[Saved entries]
____

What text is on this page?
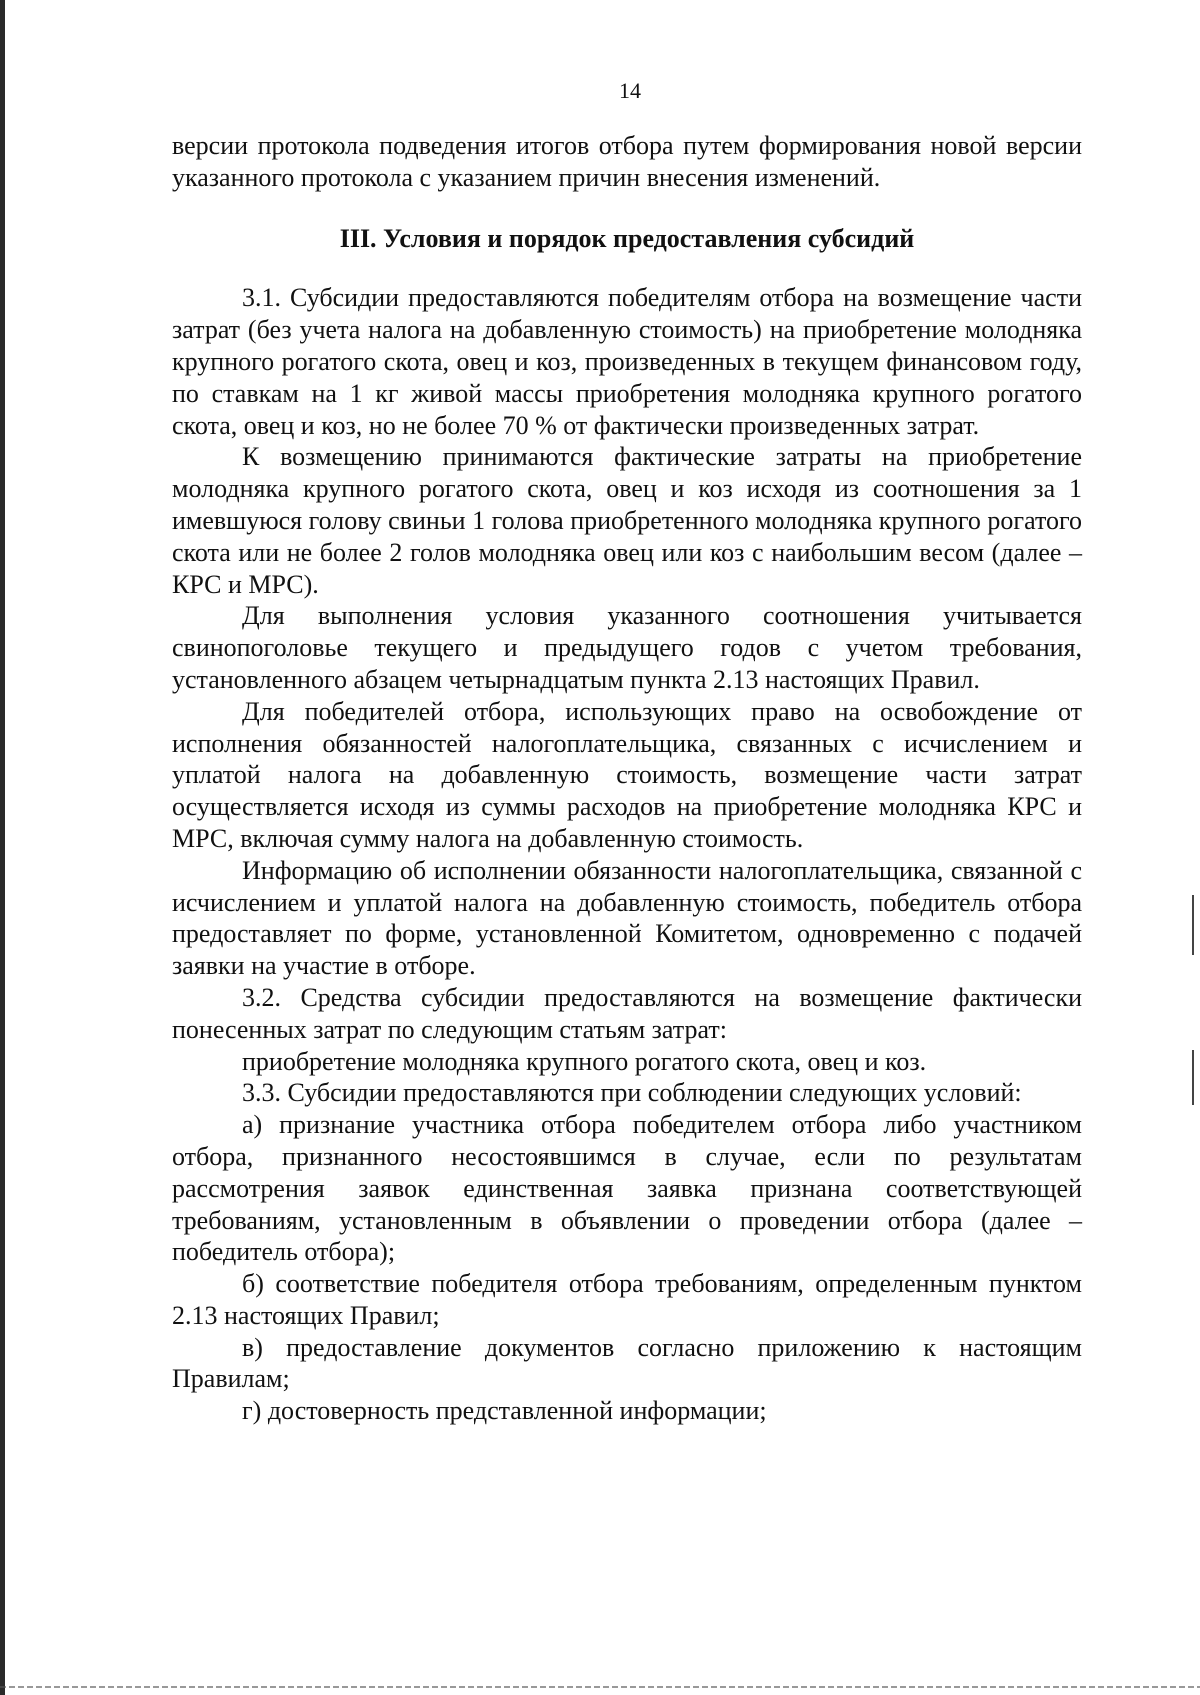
14

версии протокола подведения итогов отбора путем формирования новой версии указанного протокола с указанием причин внесения изменений.

III. Условия и порядок предоставления субсидий

3.1. Субсидии предоставляются победителям отбора на возмещение части затрат (без учета налога на добавленную стоимость) на приобретение молодняка крупного рогатого скота, овец и коз, произведенных в текущем финансовом году, по ставкам на 1 кг живой массы приобретения молодняка крупного рогатого скота, овец и коз, но не более 70 % от фактически произведенных затрат.

К возмещению принимаются фактические затраты на приобретение молодняка крупного рогатого скота, овец и коз исходя из соотношения за 1 имевшуюся голову свиньи 1 голова приобретенного молодняка крупного рогатого скота или не более 2 голов молодняка овец или коз с наибольшим весом (далее – КРС и МРС).

Для выполнения условия указанного соотношения учитывается свинопоголовье текущего и предыдущего годов с учетом требования, установленного абзацем четырнадцатым пункта 2.13 настоящих Правил.

Для победителей отбора, использующих право на освобождение от исполнения обязанностей налогоплательщика, связанных с исчислением и уплатой налога на добавленную стоимость, возмещение части затрат осуществляется исходя из суммы расходов на приобретение молодняка КРС и МРС, включая сумму налога на добавленную стоимость.

Информацию об исполнении обязанности налогоплательщика, связанной с исчислением и уплатой налога на добавленную стоимость, победитель отбора предоставляет по форме, установленной Комитетом, одновременно с подачей заявки на участие в отборе.

3.2. Средства субсидии предоставляются на возмещение фактически понесенных затрат по следующим статьям затрат:

приобретение молодняка крупного рогатого скота, овец и коз.

3.3. Субсидии предоставляются при соблюдении следующих условий:

а) признание участника отбора победителем отбора либо участником отбора, признанного несостоявшимся в случае, если по результатам рассмотрения заявок единственная заявка признана соответствующей требованиям, установленным в объявлении о проведении отбора (далее – победитель отбора);

б) соответствие победителя отбора требованиям, определенным пунктом 2.13 настоящих Правил;

в) предоставление документов согласно приложению к настоящим Правилам;

г) достоверность представленной информации;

____

## Short task
Pick out every line above that holds the word "рогатого" and copy it.

## Full answer
3.1. Субсидии предоставляются победителям отбора на возмещение части затрат (без учета налога на добавленную стоимость) на приобретение молодняка крупного рогатого скота, овец и коз, произведенных в текущем финансовом году, по ставкам на 1 кг живой массы приобретения молодняка крупного рогатого скота, овец и коз, но не более 70 % от фактически произведенных затрат.
К возмещению принимаются фактические затраты на приобретение молодняка крупного рогатого скота, овец и коз исходя из соотношения за 1 имевшуюся голову свиньи 1 голова приобретенного молодняка крупного рогатого скота или не более 2 голов молодняка овец или коз с наибольшим весом (далее – КРС и МРС).
приобретение молодняка крупного рогатого скота, овец и коз.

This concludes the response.